Task requirements —
Copy all of the material exactly. Pictures are not to appear in the copy.

— start of Stored data —

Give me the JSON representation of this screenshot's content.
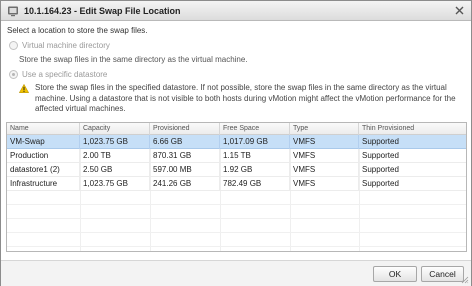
{
  "dialog": {
    "title": "10.1.164.23 - Edit Swap File Location",
    "icon": "vm-host-icon"
  },
  "prompt": "Select a location to store the swap files.",
  "options": {
    "vm_directory": {
      "label": "Virtual machine directory",
      "description": "Store the swap files in the same directory as the virtual machine.",
      "selected": false
    },
    "specific_datastore": {
      "label": "Use a specific datastore",
      "selected": true,
      "warning": "Store the swap files in the specified datastore. If not possible, store the swap files in the same directory as the virtual machine. Using a datastore that is not visible to both hosts during vMotion might affect the vMotion performance for the affected virtual machines."
    }
  },
  "table": {
    "columns": [
      "Name",
      "Capacity",
      "Provisioned",
      "Free Space",
      "Type",
      "Thin Provisioned"
    ],
    "rows": [
      {
        "name": "VM-Swap",
        "capacity": "1,023.75 GB",
        "provisioned": "6.66 GB",
        "free": "1,017.09 GB",
        "type": "VMFS",
        "thin": "Supported",
        "selected": true
      },
      {
        "name": "Production",
        "capacity": "2.00 TB",
        "provisioned": "870.31 GB",
        "free": "1.15 TB",
        "type": "VMFS",
        "thin": "Supported",
        "selected": false
      },
      {
        "name": "datastore1 (2)",
        "capacity": "2.50 GB",
        "provisioned": "597.00 MB",
        "free": "1.92 GB",
        "type": "VMFS",
        "thin": "Supported",
        "selected": false
      },
      {
        "name": "Infrastructure",
        "capacity": "1,023.75 GB",
        "provisioned": "241.26 GB",
        "free": "782.49 GB",
        "type": "VMFS",
        "thin": "Supported",
        "selected": false
      }
    ]
  },
  "buttons": {
    "ok": "OK",
    "cancel": "Cancel"
  },
  "colors": {
    "selection": "#c6dff7",
    "warning": "#f2c200"
  }
}
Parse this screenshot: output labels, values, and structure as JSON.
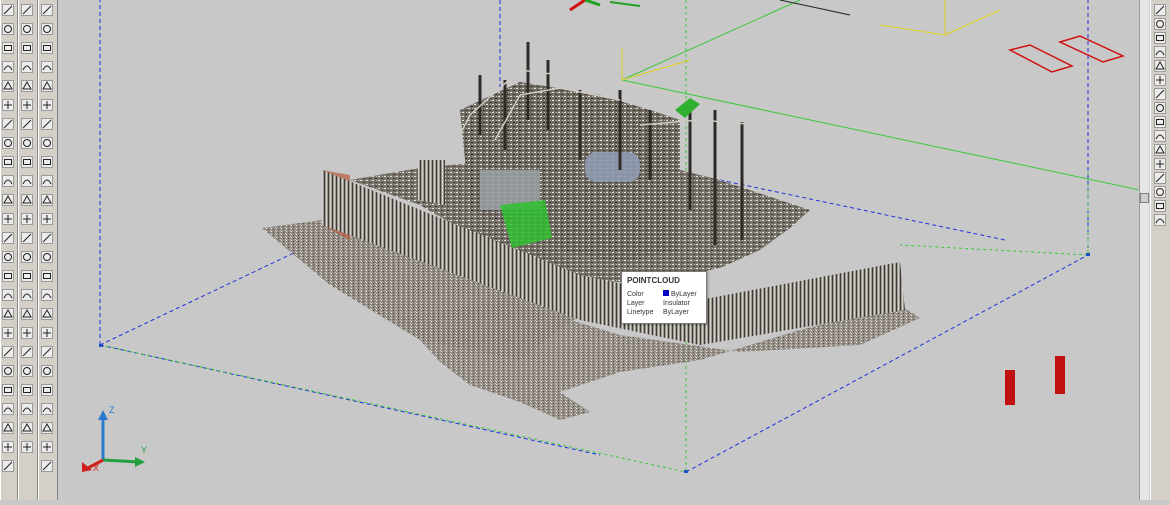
{
  "app": {
    "name": "CAD viewport"
  },
  "viewport": {
    "view": "3D isometric point cloud",
    "background_color": "#c8c8c8",
    "point_cloud": {
      "subject": "electrical substation"
    }
  },
  "tooltip": {
    "title": "POINTCLOUD",
    "rows": [
      {
        "label": "Color",
        "value": "ByLayer",
        "swatch_color": "#0000c0"
      },
      {
        "label": "Layer",
        "value": "Insulator"
      },
      {
        "label": "Linetype",
        "value": "ByLayer"
      }
    ]
  },
  "ucs": {
    "x_label": "X",
    "y_label": "Y",
    "z_label": "Z"
  },
  "colors": {
    "toolbar_bg": "#d4d0c8",
    "boundary_dashed": "#1f2fe0",
    "boundary_green": "#38c838",
    "highlight_yellow": "#e0d020",
    "marker_red": "#d01010"
  },
  "toolbars": {
    "left_draw_icons": [
      "line-icon",
      "construction-line-icon",
      "polyline-icon",
      "polygon-icon",
      "rectangle-icon",
      "arc-icon",
      "circle-icon",
      "revision-cloud-icon",
      "spline-icon",
      "ellipse-icon",
      "ellipse-arc-icon",
      "insert-block-icon",
      "make-block-icon",
      "point-icon",
      "hatch-icon",
      "gradient-icon",
      "region-icon",
      "table-icon",
      "multiline-text-icon"
    ],
    "left_modify_icons": [
      "erase-icon",
      "copy-icon",
      "mirror-icon",
      "offset-icon",
      "array-icon",
      "move-icon",
      "rotate-icon",
      "scale-icon",
      "stretch-icon",
      "trim-icon",
      "extend-icon",
      "break-icon",
      "join-icon",
      "chamfer-icon",
      "fillet-icon",
      "explode-icon"
    ],
    "right_icons": [
      "pan-icon",
      "zoom-icon",
      "orbit-icon",
      "walk-icon",
      "fly-icon",
      "camera-icon",
      "view-cube-icon",
      "steering-wheel-icon"
    ]
  }
}
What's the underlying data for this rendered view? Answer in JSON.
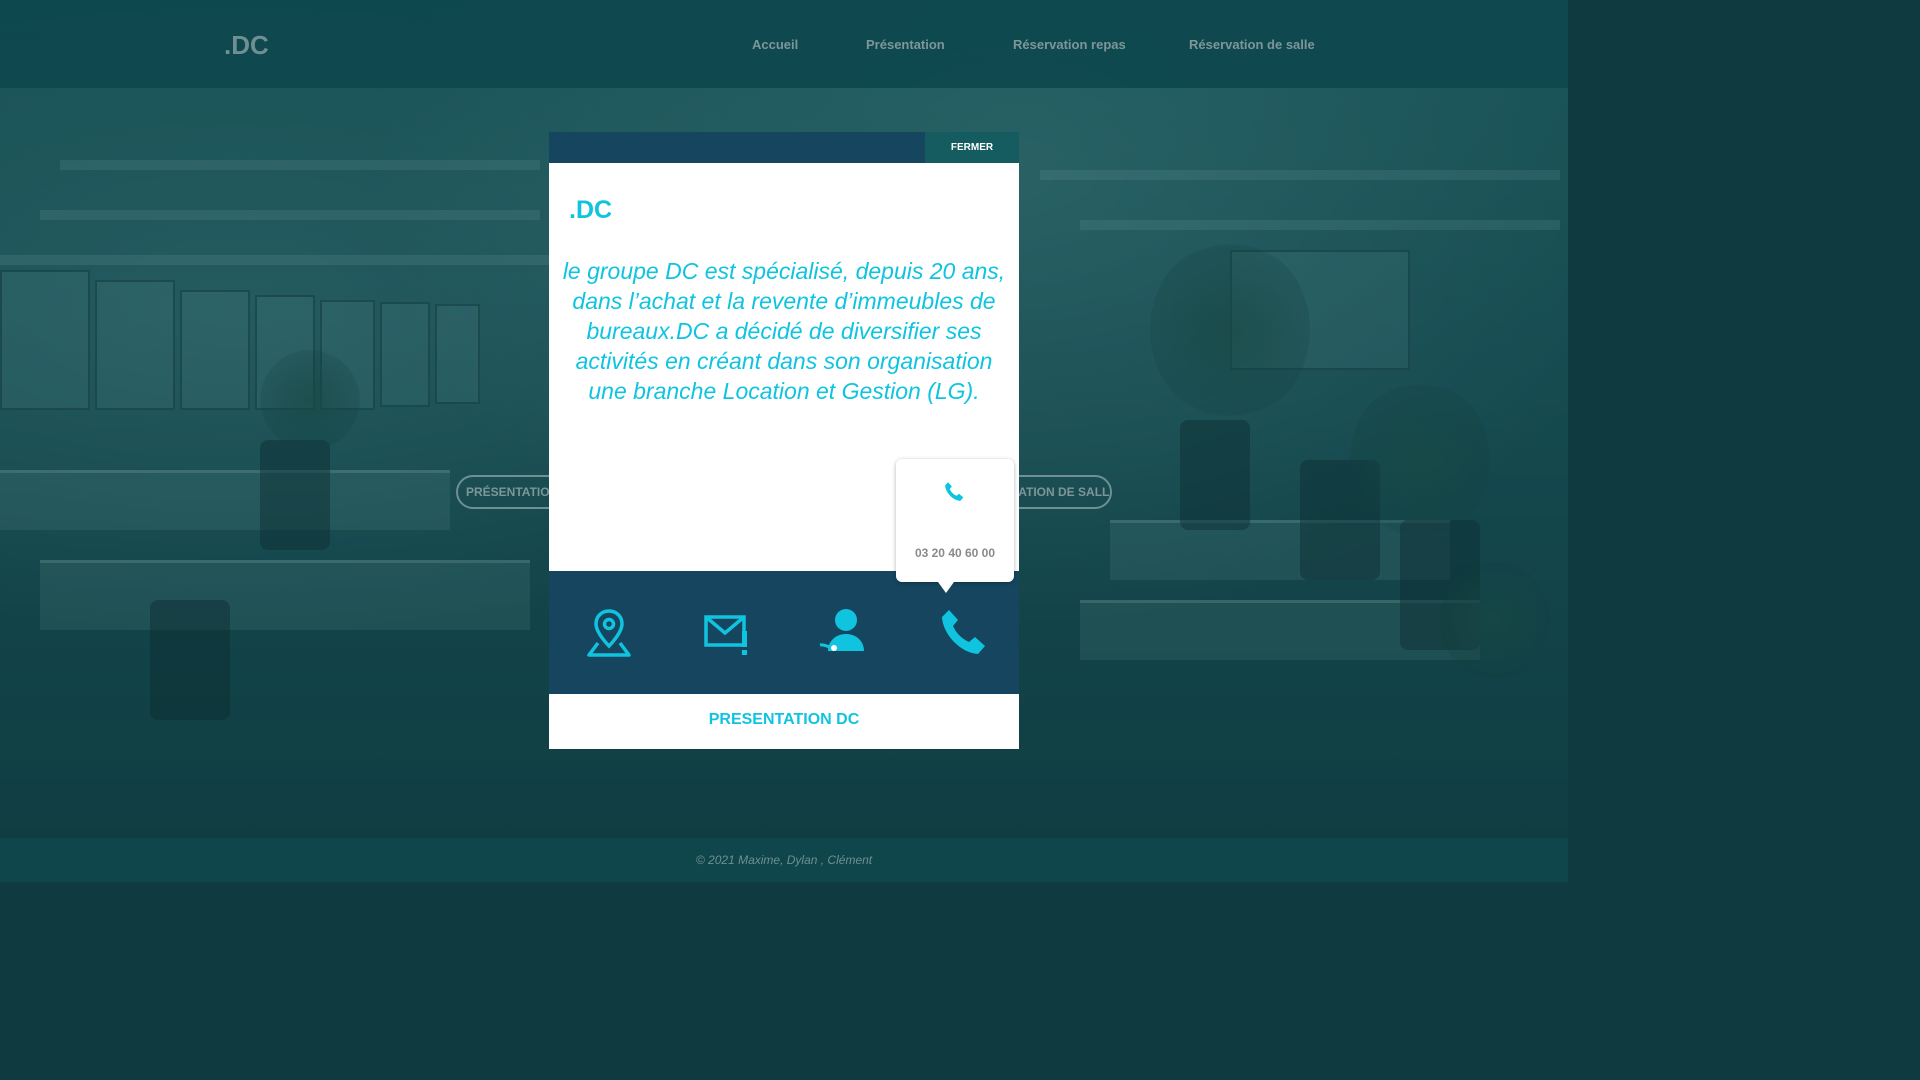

— end of Stored data —

Final result —
Give me the JSON representation of this screenshot's content.
{
  "dialog": {
    "title": "10.1.164.23 - Edit Swap File Location",
    "icon": "vm-host-icon"
  },
  "prompt": "Select a location to store the swap files.",
  "options": {
    "vm_directory": {
      "label": "Virtual machine directory",
      "description": "Store the swap files in the same directory as the virtual machine.",
      "selected": false
    },
    "specific_datastore": {
      "label": "Use a specific datastore",
      "selected": true,
      "warning": "Store the swap files in the specified datastore. If not possible, store the swap files in the same directory as the virtual machine. Using a datastore that is not visible to both hosts during vMotion might affect the vMotion performance for the affected virtual machines."
    }
  },
  "table": {
    "columns": [
      "Name",
      "Capacity",
      "Provisioned",
      "Free Space",
      "Type",
      "Thin Provisioned"
    ],
    "rows": [
      {
        "name": "VM-Swap",
        "capacity": "1,023.75 GB",
        "provisioned": "6.66 GB",
        "free": "1,017.09 GB",
        "type": "VMFS",
        "thin": "Supported",
        "selected": true
      },
      {
        "name": "Production",
        "capacity": "2.00 TB",
        "provisioned": "870.31 GB",
        "free": "1.15 TB",
        "type": "VMFS",
        "thin": "Supported",
        "selected": false
      },
      {
        "name": "datastore1 (2)",
        "capacity": "2.50 GB",
        "provisioned": "597.00 MB",
        "free": "1.92 GB",
        "type": "VMFS",
        "thin": "Supported",
        "selected": false
      },
      {
        "name": "Infrastructure",
        "capacity": "1,023.75 GB",
        "provisioned": "241.26 GB",
        "free": "782.49 GB",
        "type": "VMFS",
        "thin": "Supported",
        "selected": false
      }
    ]
  },
  "buttons": {
    "ok": "OK",
    "cancel": "Cancel"
  },
  "colors": {
    "selection": "#c6dff7",
    "warning": "#f2c200"
  }
}
Parse this screenshot: output labels, values, and structure as JSON.
{
  "app": {
    "name": "CAD viewport"
  },
  "viewport": {
    "view": "3D isometric point cloud",
    "background_color": "#c8c8c8",
    "point_cloud": {
      "subject": "electrical substation"
    }
  },
  "tooltip": {
    "title": "POINTCLOUD",
    "rows": [
      {
        "label": "Color",
        "value": "ByLayer",
        "swatch_color": "#0000c0"
      },
      {
        "label": "Layer",
        "value": "Insulator"
      },
      {
        "label": "Linetype",
        "value": "ByLayer"
      }
    ]
  },
  "ucs": {
    "x_label": "X",
    "y_label": "Y",
    "z_label": "Z"
  },
  "colors": {
    "toolbar_bg": "#d4d0c8",
    "boundary_dashed": "#1f2fe0",
    "boundary_green": "#38c838",
    "highlight_yellow": "#e0d020",
    "marker_red": "#d01010"
  },
  "toolbars": {
    "left_draw_icons": [
      "line-icon",
      "construction-line-icon",
      "polyline-icon",
      "polygon-icon",
      "rectangle-icon",
      "arc-icon",
      "circle-icon",
      "revision-cloud-icon",
      "spline-icon",
      "ellipse-icon",
      "ellipse-arc-icon",
      "insert-block-icon",
      "make-block-icon",
      "point-icon",
      "hatch-icon",
      "gradient-icon",
      "region-icon",
      "table-icon",
      "multiline-text-icon"
    ],
    "left_modify_icons": [
      "erase-icon",
      "copy-icon",
      "mirror-icon",
      "offset-icon",
      "array-icon",
      "move-icon",
      "rotate-icon",
      "scale-icon",
      "stretch-icon",
      "trim-icon",
      "extend-icon",
      "break-icon",
      "join-icon",
      "chamfer-icon",
      "fillet-icon",
      "explode-icon"
    ],
    "right_icons": [
      "pan-icon",
      "zoom-icon",
      "orbit-icon",
      "walk-icon",
      "fly-icon",
      "camera-icon",
      "view-cube-icon",
      "steering-wheel-icon"
    ]
  }
}
What's the underlying data for this rendered view? Answer in JSON.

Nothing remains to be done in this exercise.